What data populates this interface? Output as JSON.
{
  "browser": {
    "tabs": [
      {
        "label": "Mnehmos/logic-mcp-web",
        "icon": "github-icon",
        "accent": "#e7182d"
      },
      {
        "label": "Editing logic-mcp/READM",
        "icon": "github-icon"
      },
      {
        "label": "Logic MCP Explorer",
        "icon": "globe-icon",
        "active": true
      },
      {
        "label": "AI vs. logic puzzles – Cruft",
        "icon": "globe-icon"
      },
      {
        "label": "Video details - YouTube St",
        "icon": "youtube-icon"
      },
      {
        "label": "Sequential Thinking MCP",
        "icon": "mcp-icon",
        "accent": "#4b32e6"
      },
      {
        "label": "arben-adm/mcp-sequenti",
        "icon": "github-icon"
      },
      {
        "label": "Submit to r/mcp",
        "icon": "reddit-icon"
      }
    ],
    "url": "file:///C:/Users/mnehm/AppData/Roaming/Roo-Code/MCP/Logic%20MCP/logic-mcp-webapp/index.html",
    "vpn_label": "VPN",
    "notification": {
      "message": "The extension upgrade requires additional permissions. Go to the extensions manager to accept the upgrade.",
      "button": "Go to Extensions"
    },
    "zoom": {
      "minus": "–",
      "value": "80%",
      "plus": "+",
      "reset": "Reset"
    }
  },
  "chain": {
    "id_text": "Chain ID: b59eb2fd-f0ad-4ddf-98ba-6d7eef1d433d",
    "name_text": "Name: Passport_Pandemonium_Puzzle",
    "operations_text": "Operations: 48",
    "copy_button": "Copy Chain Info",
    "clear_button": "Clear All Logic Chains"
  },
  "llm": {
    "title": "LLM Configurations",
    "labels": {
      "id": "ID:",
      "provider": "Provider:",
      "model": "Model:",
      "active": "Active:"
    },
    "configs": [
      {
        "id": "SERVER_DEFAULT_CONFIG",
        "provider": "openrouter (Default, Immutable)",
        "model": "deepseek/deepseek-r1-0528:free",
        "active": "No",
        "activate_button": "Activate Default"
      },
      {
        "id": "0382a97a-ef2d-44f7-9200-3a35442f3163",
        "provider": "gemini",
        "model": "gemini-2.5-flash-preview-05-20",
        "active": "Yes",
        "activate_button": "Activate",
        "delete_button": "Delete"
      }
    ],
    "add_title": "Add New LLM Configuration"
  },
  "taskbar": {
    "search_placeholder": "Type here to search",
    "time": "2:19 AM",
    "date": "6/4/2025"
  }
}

_WHAT YOU WILL DO_
Repeat every entry exactly, please.

_RESPONSE TO THE EXERCISE_
What data populates this interface? Output as JSON.
{
  "browser": {
    "tabs": [
      {
        "label": "Mnehmos/logic-mcp-web",
        "icon": "github-icon",
        "accent": "#e7182d"
      },
      {
        "label": "Editing logic-mcp/READM",
        "icon": "github-icon"
      },
      {
        "label": "Logic MCP Explorer",
        "icon": "globe-icon",
        "active": true
      },
      {
        "label": "AI vs. logic puzzles – Cruft",
        "icon": "globe-icon"
      },
      {
        "label": "Video details - YouTube St",
        "icon": "youtube-icon"
      },
      {
        "label": "Sequential Thinking MCP",
        "icon": "mcp-icon",
        "accent": "#4b32e6"
      },
      {
        "label": "arben-adm/mcp-sequenti",
        "icon": "github-icon"
      },
      {
        "label": "Submit to r/mcp",
        "icon": "reddit-icon"
      }
    ],
    "url": "file:///C:/Users/mnehm/AppData/Roaming/Roo-Code/MCP/Logic%20MCP/logic-mcp-webapp/index.html",
    "vpn_label": "VPN",
    "notification": {
      "message": "The extension upgrade requires additional permissions. Go to the extensions manager to accept the upgrade.",
      "button": "Go to Extensions"
    },
    "zoom": {
      "minus": "–",
      "value": "80%",
      "plus": "+",
      "reset": "Reset"
    }
  },
  "chain": {
    "id_text": "Chain ID: b59eb2fd-f0ad-4ddf-98ba-6d7eef1d433d",
    "name_text": "Name: Passport_Pandemonium_Puzzle",
    "operations_text": "Operations: 48",
    "copy_button": "Copy Chain Info",
    "clear_button": "Clear All Logic Chains"
  },
  "llm": {
    "title": "LLM Configurations",
    "labels": {
      "id": "ID:",
      "provider": "Provider:",
      "model": "Model:",
      "active": "Active:"
    },
    "configs": [
      {
        "id": "SERVER_DEFAULT_CONFIG",
        "provider": "openrouter (Default, Immutable)",
        "model": "deepseek/deepseek-r1-0528:free",
        "active": "No",
        "activate_button": "Activate Default"
      },
      {
        "id": "0382a97a-ef2d-44f7-9200-3a35442f3163",
        "provider": "gemini",
        "model": "gemini-2.5-flash-preview-05-20",
        "active": "Yes",
        "activate_button": "Activate",
        "delete_button": "Delete"
      }
    ],
    "add_title": "Add New LLM Configuration"
  },
  "taskbar": {
    "search_placeholder": "Type here to search",
    "time": "2:19 AM",
    "date": "6/4/2025"
  }
}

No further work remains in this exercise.